§ DATA PROVIDED:
--- start ---
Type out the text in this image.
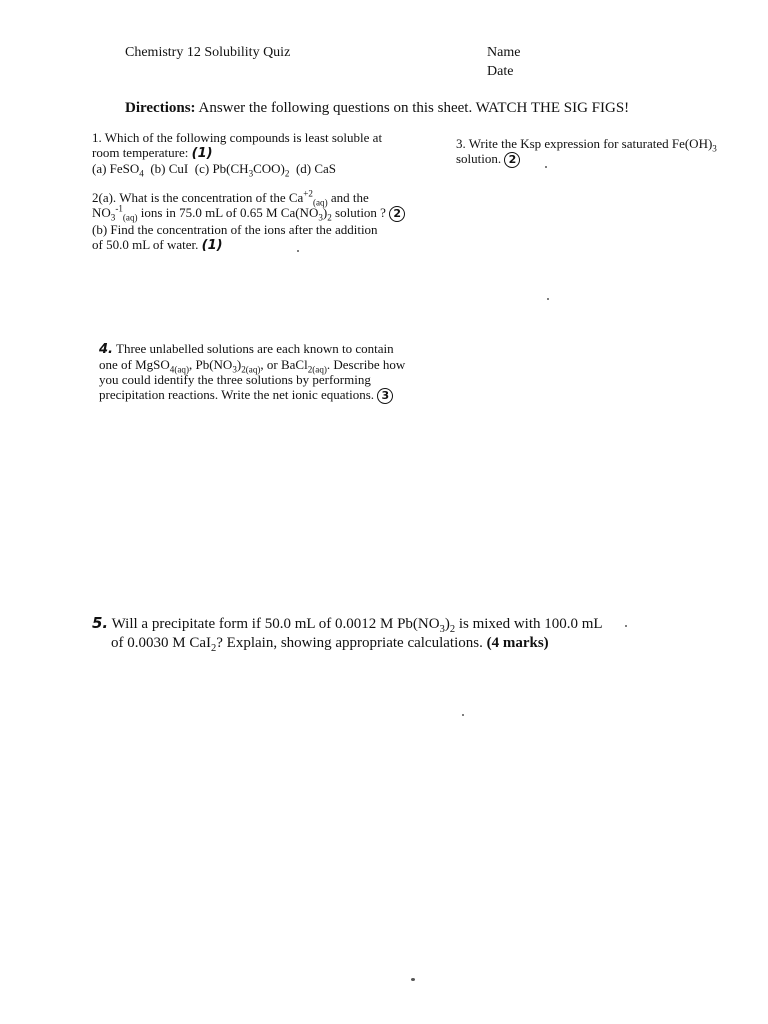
Chemistry 12 Solubility Quiz	Name
Date
Directions: Answer the following questions on this sheet. WATCH THE SIG FIGS!
1. Which of the following compounds is least soluble at
room temperature: (1)
(a) FeSO$_4$ (b) CuI (c) $Pb(CH_3COO)_2$ (d) CaS
3. Write the Ksp expression for saturated $Fe(OH)_3$
solution. 2
2(a). What is the concentration of the $Ca^{+2}_{(aq)}$ and the
$NO_3^{-1}_{(aq)}$ ions in 75.0 mL of 0.65 M $Ca(NO_3)_2$ solution ? 2
(b) Find the concentration of the ions after the addition
of 50.0 mL of water. (1)
4. Three unlabelled solutions are each known to contain
one of MgSO$_{4(aq)}$, $Pb(NO_3)_{2(aq)}$, or BaCl$_{2(aq)}$. Describe how
you could identify the three solutions by performing
precipitation reactions. Write the net ionic equations. 3
5. Will a precipitate form if 50.0 mL of 0.0012 M $Pb(NO_3)_2$ is mixed with 100.0 mL
of 0.0030 M CaI$_2$? Explain, showing appropriate calculations. (4 marks)
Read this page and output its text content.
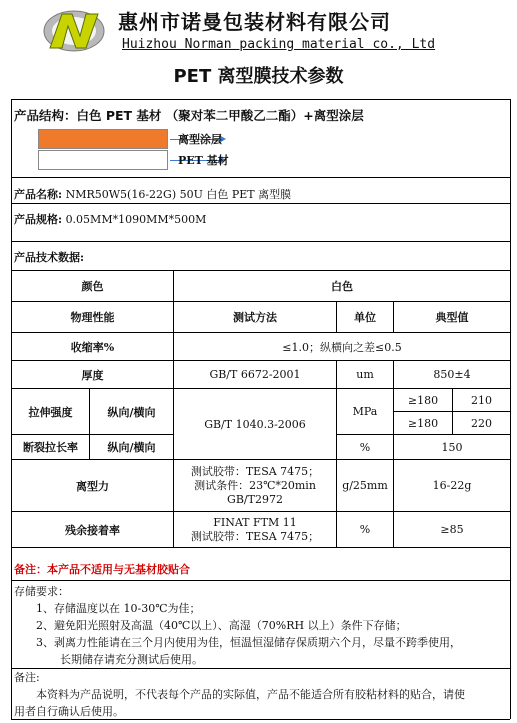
惠州市诺曼包装材料有限公司
Huizhou Norman packing material co., Ltd
PET 离型膜技术参数
产品结构：白色 PET 基材 （聚对苯二甲酸乙二酯）+离型涂层
离型涂层
PET 基材
产品名称: NMR50W5(16-22G) 50U 白色 PET 离型膜
产品规格: 0.05MM*1090MM*500M
产品技术数据:
颜色		白色			
物理性能		测试方法	单位	典型值	
收缩率%		≤1.0；纵横向之差≤0.5			
厚度		GB/T 6672-2001	um	850±4	
拉伸强度	纵向/横向	GB/T 1040.3-2006	MPa	≥180	210
				≥180	220
断裂拉长率	纵向/横向		%	150	
离型力		测试胶带：TESA 7475；
测试条件：23℃*20min
GB/T2972	g/25mm	16-22g	
残余接着率		FINAT FTM 11
测试胶带：TESA 7475；	%	≥85	
备注：本产品不适用与无基材胶贴合
存储要求：
1、存储温度以在 10-30℃为佳；
2、避免阳光照射及高温（40℃以上）、高湿（70%RH 以上）条件下存储；
3、剥离力性能请在三个月内使用为佳，恒温恒湿储存保质期六个月，尽量不跨季使用，
长期储存请充分测试后使用。
备注:
本资料为产品说明，不代表每个产品的实际值，产品不能适合所有胶粘材料的贴合，请使
用者自行确认后使用。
--- end ---
§ TO BE DONE: Omit the pictures and give the material again, exactly and in full.

§ SOLUTION:
Type out the text in this image.
Chemistry 12 Solubility Quiz	Name
Date
Directions: Answer the following questions on this sheet. WATCH THE SIG FIGS!
1. Which of the following compounds is least soluble at
room temperature: (1)
(a) FeSO$_4$ (b) CuI (c) $Pb(CH_3COO)_2$ (d) CaS
3. Write the Ksp expression for saturated $Fe(OH)_3$
solution. 2
2(a). What is the concentration of the $Ca^{+2}_{(aq)}$ and the
$NO_3^{-1}_{(aq)}$ ions in 75.0 mL of 0.65 M $Ca(NO_3)_2$ solution ? 2
(b) Find the concentration of the ions after the addition
of 50.0 mL of water. (1)
4. Three unlabelled solutions are each known to contain
one of MgSO$_{4(aq)}$, $Pb(NO_3)_{2(aq)}$, or BaCl$_{2(aq)}$. Describe how
you could identify the three solutions by performing
precipitation reactions. Write the net ionic equations. 3
5. Will a precipitate form if 50.0 mL of 0.0012 M $Pb(NO_3)_2$ is mixed with 100.0 mL
of 0.0030 M CaI$_2$? Explain, showing appropriate calculations. (4 marks)
Read this page and output its text content.
惠州市诺曼包装材料有限公司
Huizhou Norman packing material co., Ltd
PET 离型膜技术参数
产品结构：白色 PET 基材 （聚对苯二甲酸乙二酯）+离型涂层
离型涂层
PET 基材
产品名称: NMR50W5(16-22G) 50U 白色 PET 离型膜
产品规格: 0.05MM*1090MM*500M
产品技术数据:
颜色		白色			
物理性能		测试方法	单位	典型值	
收缩率%		≤1.0；纵横向之差≤0.5			
厚度		GB/T 6672-2001	um	850±4	
拉伸强度	纵向/横向	GB/T 1040.3-2006	MPa	≥180	210
				≥180	220
断裂拉长率	纵向/横向		%	150	
离型力		测试胶带：TESA 7475；
测试条件：23℃*20min
GB/T2972	g/25mm	16-22g	
残余接着率		FINAT FTM 11
测试胶带：TESA 7475；	%	≥85	
备注：本产品不适用与无基材胶贴合
存储要求：
1、存储温度以在 10-30℃为佳；
2、避免阳光照射及高温（40℃以上）、高湿（70%RH 以上）条件下存储；
3、剥离力性能请在三个月内使用为佳，恒温恒湿储存保质期六个月，尽量不跨季使用，
长期储存请充分测试后使用。
备注:
本资料为产品说明，不代表每个产品的实际值，产品不能适合所有胶粘材料的贴合，请使
用者自行确认后使用。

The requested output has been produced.